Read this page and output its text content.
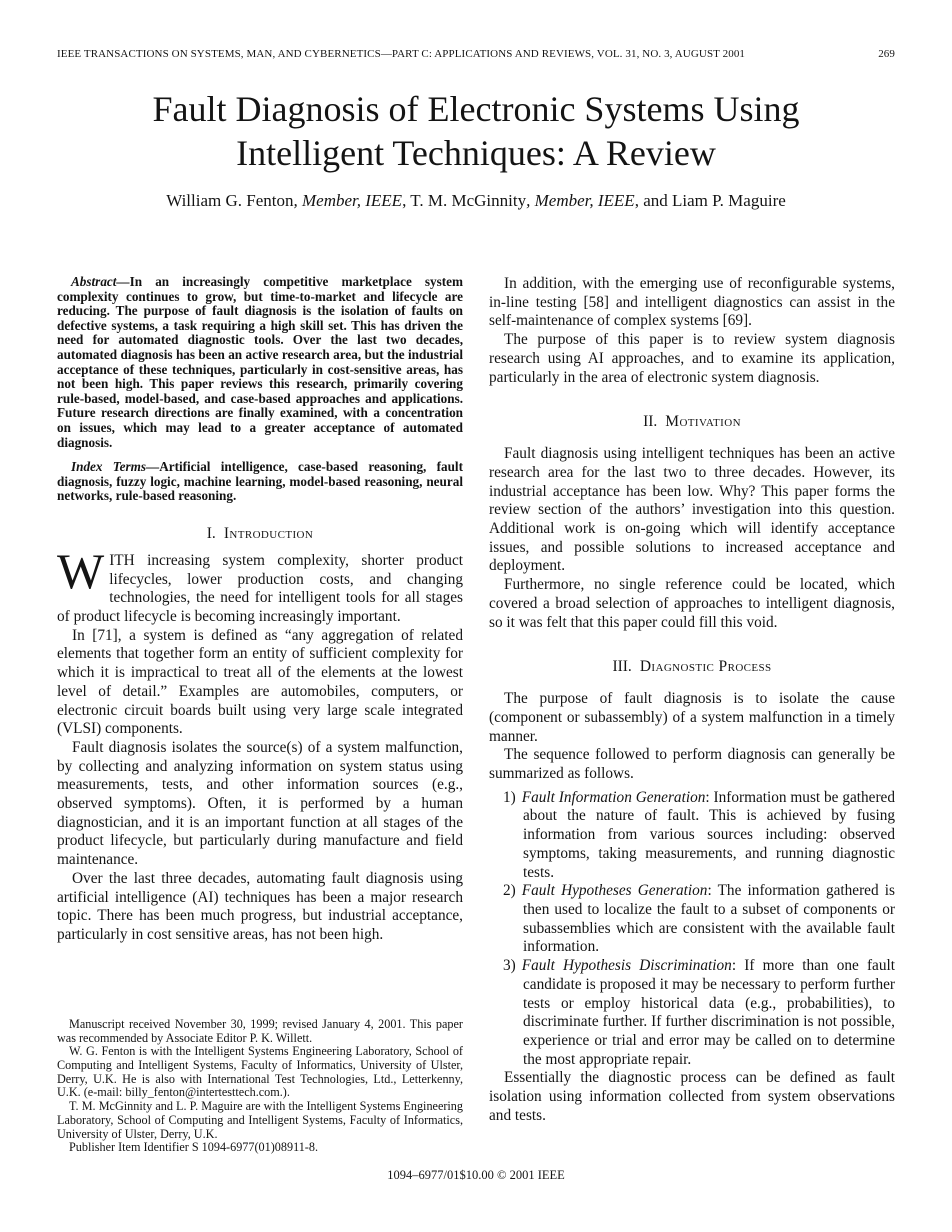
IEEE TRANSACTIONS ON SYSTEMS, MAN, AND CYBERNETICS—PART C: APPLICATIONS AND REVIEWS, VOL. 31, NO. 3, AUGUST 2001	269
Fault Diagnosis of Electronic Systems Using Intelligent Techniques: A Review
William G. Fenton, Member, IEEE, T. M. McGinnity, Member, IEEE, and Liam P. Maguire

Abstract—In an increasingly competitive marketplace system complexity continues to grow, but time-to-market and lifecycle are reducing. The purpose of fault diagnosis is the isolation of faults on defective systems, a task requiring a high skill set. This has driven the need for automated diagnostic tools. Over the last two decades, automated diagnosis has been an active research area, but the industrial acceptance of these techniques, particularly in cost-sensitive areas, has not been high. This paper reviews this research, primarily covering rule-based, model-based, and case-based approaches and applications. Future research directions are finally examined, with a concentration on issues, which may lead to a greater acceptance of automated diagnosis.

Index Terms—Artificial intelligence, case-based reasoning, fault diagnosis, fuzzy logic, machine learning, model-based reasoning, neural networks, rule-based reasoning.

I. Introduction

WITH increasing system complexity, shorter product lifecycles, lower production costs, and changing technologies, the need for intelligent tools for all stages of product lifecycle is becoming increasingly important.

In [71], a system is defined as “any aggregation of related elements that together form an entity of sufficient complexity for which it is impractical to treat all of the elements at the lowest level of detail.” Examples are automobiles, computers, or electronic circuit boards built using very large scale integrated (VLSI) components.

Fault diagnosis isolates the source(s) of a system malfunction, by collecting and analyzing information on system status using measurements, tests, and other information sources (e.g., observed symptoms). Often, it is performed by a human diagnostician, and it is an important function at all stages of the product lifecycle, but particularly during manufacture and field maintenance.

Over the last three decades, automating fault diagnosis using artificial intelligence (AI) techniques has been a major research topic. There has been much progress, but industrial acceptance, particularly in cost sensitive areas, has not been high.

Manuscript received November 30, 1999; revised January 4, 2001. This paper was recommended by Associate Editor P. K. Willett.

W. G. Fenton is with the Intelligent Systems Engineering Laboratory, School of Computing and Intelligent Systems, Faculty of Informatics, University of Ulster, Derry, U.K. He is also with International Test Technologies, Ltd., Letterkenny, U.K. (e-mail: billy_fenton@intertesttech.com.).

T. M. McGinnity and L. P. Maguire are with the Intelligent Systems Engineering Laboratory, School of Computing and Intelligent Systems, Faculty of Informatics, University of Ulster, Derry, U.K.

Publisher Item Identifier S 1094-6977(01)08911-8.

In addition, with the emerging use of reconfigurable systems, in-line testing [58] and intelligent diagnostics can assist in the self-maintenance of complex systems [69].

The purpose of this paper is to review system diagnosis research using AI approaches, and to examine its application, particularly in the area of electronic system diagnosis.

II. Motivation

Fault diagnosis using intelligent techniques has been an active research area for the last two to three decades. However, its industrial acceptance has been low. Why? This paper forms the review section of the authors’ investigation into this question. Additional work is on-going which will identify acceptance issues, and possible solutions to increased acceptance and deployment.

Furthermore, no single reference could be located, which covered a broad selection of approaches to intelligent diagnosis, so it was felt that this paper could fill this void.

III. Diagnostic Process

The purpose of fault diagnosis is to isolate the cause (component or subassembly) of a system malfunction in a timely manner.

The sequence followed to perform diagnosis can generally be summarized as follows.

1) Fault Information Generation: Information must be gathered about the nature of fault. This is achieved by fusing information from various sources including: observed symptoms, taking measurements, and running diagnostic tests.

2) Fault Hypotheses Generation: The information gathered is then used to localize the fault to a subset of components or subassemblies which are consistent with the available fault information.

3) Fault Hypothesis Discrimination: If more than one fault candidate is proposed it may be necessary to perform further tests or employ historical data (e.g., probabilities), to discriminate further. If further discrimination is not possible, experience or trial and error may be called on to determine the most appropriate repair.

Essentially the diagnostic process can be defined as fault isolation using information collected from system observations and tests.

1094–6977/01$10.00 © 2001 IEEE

---

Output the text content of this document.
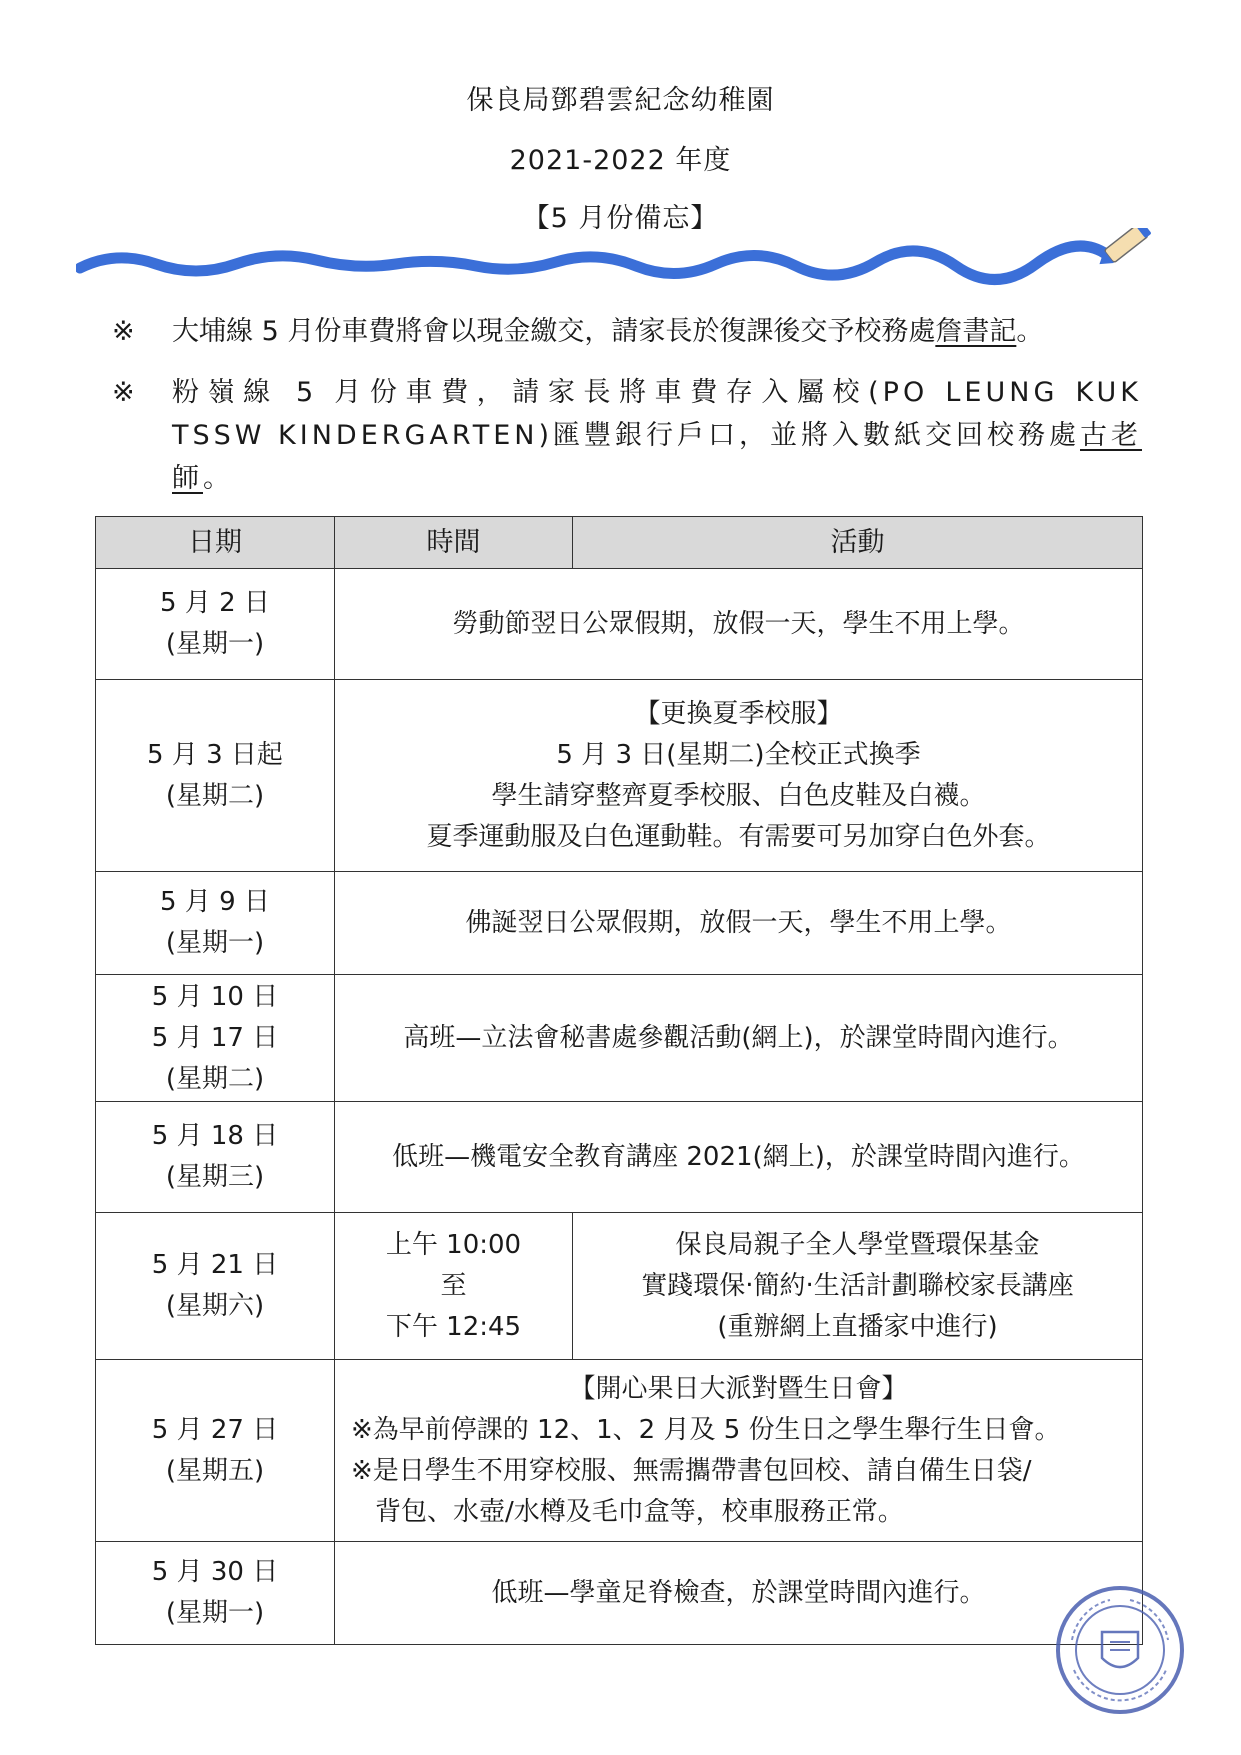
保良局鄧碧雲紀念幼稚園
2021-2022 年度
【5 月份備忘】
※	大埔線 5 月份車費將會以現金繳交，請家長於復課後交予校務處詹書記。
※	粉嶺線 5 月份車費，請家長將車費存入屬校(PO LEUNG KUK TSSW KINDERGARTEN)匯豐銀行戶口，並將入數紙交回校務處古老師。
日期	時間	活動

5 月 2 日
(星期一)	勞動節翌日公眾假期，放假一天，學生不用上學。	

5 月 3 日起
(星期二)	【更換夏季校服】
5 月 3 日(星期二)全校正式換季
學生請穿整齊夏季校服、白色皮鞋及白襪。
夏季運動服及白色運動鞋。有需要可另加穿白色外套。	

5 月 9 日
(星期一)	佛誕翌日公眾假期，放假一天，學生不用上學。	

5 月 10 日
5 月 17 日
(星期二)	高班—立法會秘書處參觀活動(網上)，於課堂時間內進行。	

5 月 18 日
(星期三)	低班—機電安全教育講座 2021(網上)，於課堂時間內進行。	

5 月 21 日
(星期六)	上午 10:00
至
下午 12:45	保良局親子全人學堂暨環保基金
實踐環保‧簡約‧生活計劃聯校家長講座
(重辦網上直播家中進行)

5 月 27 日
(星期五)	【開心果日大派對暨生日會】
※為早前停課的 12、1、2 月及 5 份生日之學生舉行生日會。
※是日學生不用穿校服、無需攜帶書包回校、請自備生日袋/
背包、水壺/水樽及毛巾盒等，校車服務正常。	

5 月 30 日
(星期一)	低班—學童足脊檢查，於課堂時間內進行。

---

> Exercise prompt
Filter the records above for lines containing the word "based", and copy those lines.

> The solution
Abstract—In an increasingly competitive marketplace system complexity continues to grow, but time-to-market and lifecycle are reducing. The purpose of fault diagnosis is the isolation of faults on defective systems, a task requiring a high skill set. This has driven the need for automated diagnostic tools. Over the last two decades, automated diagnosis has been an active research area, but the industrial acceptance of these techniques, particularly in cost-sensitive areas, has not been high. This paper reviews this research, primarily covering rule-based, model-based, and case-based approaches and applications. Future research directions are finally examined, with a concentration on issues, which may lead to a greater acceptance of automated diagnosis.
Index Terms—Artificial intelligence, case-based reasoning, fault diagnosis, fuzzy logic, machine learning, model-based reasoning, neural networks, rule-based reasoning.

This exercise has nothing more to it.